Given exercise:
Using the entries below, quote exactly the span of lines that begins with the line containing "What text is on this page?" and ends with the final line.

Data records:
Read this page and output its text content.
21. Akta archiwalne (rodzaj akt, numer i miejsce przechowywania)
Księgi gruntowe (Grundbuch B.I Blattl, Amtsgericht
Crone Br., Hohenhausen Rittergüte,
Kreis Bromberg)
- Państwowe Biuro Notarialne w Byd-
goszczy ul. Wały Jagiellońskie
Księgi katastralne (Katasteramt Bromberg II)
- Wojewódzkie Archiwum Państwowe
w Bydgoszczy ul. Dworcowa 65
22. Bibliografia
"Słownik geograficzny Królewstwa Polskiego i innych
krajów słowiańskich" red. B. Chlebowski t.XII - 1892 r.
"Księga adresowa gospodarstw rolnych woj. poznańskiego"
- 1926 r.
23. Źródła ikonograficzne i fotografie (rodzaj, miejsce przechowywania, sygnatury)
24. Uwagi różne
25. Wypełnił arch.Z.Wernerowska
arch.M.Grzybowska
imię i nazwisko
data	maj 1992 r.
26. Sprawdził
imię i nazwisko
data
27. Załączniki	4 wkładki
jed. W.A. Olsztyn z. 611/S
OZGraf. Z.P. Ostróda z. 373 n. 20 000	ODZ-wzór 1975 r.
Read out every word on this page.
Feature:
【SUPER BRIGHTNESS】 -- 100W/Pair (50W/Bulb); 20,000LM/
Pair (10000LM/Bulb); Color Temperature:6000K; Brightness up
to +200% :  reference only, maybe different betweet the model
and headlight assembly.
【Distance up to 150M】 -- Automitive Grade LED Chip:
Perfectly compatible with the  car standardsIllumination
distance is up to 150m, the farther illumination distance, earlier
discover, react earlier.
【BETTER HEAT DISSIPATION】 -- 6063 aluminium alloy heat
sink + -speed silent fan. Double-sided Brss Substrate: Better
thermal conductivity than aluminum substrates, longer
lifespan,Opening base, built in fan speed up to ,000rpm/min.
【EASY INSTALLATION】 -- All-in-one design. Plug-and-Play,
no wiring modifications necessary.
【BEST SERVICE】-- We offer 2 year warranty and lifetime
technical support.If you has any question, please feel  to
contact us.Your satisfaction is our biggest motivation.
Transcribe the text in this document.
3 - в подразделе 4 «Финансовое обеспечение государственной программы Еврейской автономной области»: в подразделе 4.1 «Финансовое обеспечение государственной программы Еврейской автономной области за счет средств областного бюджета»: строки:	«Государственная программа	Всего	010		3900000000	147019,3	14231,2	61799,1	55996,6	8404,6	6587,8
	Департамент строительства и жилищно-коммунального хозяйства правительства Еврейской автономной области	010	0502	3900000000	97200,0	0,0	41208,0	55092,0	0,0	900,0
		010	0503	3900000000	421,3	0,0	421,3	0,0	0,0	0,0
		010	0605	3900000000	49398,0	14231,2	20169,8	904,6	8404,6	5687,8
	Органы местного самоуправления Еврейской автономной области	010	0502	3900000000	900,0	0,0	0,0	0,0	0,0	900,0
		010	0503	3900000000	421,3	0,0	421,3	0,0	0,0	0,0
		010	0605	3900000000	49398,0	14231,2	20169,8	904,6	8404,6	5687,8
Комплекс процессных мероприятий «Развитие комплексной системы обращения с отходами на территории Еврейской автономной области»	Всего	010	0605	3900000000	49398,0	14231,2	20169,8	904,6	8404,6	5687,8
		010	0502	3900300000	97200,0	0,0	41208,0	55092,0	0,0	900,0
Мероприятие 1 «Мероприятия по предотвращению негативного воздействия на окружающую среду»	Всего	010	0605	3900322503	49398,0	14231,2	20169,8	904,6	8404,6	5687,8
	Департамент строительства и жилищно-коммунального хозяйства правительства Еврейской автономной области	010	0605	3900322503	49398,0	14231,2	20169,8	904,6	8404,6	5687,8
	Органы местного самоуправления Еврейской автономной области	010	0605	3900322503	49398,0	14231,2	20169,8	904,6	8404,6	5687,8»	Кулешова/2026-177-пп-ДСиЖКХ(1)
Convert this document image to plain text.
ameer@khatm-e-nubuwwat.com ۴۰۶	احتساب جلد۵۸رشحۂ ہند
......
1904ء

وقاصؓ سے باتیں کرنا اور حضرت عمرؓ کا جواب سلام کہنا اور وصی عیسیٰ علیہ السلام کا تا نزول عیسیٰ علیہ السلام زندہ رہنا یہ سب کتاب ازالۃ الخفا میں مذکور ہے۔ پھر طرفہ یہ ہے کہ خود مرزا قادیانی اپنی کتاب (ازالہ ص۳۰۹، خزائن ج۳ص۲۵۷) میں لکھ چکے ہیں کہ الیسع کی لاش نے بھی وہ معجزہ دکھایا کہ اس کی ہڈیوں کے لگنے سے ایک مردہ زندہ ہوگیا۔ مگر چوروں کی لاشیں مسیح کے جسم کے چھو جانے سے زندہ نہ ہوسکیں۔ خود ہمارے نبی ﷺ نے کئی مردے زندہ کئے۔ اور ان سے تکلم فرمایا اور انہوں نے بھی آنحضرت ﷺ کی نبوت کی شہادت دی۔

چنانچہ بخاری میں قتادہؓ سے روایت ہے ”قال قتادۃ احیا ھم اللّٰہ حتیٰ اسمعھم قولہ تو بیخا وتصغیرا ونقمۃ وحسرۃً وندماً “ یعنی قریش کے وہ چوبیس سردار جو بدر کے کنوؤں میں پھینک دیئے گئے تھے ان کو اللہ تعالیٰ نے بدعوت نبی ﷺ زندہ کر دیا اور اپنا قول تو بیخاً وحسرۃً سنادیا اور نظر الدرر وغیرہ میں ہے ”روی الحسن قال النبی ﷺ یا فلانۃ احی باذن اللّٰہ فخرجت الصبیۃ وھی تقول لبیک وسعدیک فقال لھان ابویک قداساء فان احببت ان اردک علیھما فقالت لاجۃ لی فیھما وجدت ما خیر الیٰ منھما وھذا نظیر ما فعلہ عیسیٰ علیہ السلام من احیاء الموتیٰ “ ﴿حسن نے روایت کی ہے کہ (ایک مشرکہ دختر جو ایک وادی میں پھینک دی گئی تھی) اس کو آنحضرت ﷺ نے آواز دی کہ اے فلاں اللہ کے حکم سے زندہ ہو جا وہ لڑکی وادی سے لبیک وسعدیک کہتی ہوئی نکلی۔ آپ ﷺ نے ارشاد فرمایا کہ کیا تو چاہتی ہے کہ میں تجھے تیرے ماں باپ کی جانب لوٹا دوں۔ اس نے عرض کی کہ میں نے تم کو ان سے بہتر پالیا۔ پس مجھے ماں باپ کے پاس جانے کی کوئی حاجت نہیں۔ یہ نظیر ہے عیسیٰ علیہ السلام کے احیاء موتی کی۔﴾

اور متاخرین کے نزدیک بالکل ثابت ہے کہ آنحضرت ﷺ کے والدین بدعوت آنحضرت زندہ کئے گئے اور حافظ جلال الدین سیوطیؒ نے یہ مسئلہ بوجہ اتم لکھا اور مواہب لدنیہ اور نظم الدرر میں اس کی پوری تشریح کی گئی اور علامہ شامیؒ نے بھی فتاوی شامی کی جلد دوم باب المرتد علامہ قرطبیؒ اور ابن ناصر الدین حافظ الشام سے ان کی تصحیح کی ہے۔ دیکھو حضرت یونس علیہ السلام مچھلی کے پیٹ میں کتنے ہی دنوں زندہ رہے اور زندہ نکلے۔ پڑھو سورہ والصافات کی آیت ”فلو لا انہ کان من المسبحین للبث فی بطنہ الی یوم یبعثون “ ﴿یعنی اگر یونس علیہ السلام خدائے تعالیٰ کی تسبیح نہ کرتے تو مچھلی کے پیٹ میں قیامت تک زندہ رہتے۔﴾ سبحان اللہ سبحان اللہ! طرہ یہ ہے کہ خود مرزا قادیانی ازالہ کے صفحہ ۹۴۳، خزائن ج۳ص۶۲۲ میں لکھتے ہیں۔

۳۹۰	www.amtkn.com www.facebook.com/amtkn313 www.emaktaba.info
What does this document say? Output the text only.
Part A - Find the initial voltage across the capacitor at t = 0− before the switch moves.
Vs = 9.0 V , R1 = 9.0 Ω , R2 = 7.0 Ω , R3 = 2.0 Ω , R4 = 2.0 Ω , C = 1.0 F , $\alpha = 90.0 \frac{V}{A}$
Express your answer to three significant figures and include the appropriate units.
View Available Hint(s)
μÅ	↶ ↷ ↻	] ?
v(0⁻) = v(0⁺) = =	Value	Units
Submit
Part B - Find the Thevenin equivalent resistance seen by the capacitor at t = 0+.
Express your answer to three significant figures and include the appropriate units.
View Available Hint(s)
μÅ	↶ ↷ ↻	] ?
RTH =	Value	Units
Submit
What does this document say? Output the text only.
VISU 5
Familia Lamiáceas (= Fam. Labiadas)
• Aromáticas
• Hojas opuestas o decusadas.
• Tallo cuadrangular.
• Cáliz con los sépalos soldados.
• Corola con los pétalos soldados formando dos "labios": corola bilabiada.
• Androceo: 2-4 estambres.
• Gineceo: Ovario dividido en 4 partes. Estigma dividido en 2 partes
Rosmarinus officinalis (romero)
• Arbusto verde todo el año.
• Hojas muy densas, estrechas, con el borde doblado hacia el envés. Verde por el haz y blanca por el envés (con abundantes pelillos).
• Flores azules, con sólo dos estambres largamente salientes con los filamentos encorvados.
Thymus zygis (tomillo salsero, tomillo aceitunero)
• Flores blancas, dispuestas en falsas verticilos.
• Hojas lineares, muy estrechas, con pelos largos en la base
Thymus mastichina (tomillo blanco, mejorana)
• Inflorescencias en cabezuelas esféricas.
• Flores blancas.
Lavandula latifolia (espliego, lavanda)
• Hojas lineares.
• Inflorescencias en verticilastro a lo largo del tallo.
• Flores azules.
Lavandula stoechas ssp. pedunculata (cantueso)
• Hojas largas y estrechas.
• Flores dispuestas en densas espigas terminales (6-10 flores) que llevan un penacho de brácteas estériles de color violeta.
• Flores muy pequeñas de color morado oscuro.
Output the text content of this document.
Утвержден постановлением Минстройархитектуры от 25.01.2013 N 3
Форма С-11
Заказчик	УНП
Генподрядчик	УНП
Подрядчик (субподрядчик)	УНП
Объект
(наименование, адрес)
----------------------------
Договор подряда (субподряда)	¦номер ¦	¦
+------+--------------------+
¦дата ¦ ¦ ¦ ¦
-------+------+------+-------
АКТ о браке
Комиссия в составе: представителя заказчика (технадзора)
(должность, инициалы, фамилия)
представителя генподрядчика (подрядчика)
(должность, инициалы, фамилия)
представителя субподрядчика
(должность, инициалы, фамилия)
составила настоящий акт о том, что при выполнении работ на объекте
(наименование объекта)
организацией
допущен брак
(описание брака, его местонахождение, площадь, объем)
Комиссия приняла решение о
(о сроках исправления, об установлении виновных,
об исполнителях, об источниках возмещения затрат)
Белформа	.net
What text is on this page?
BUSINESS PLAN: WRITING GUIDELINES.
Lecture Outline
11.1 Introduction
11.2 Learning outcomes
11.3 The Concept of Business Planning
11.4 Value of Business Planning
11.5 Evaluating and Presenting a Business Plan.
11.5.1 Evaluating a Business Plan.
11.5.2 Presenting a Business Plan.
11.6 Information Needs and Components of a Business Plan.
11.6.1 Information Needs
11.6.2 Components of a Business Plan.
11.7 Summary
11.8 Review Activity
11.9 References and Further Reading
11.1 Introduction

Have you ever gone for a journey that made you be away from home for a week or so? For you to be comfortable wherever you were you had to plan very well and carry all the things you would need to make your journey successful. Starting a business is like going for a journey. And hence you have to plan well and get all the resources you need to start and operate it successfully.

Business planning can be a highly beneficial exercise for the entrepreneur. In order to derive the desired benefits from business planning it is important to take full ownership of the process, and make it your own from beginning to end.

Task response:
What text is on this page?
BUSINESS PLAN: WRITING GUIDELINES.
Lecture Outline
11.1 Introduction
11.2 Learning outcomes
11.3 The Concept of Business Planning
11.4 Value of Business Planning
11.5 Evaluating and Presenting a Business Plan.
11.5.1 Evaluating a Business Plan.
11.5.2 Presenting a Business Plan.
11.6 Information Needs and Components of a Business Plan.
11.6.1 Information Needs
11.6.2 Components of a Business Plan.
11.7 Summary
11.8 Review Activity
11.9 References and Further Reading
11.1 Introduction

Have you ever gone for a journey that made you be away from home for a week or so? For you to be comfortable wherever you were you had to plan very well and carry all the things you would need to make your journey successful. Starting a business is like going for a journey. And hence you have to plan well and get all the resources you need to start and operate it successfully.

Business planning can be a highly beneficial exercise for the entrepreneur. In order to derive the desired benefits from business planning it is important to take full ownership of the process, and make it your own from beginning to end.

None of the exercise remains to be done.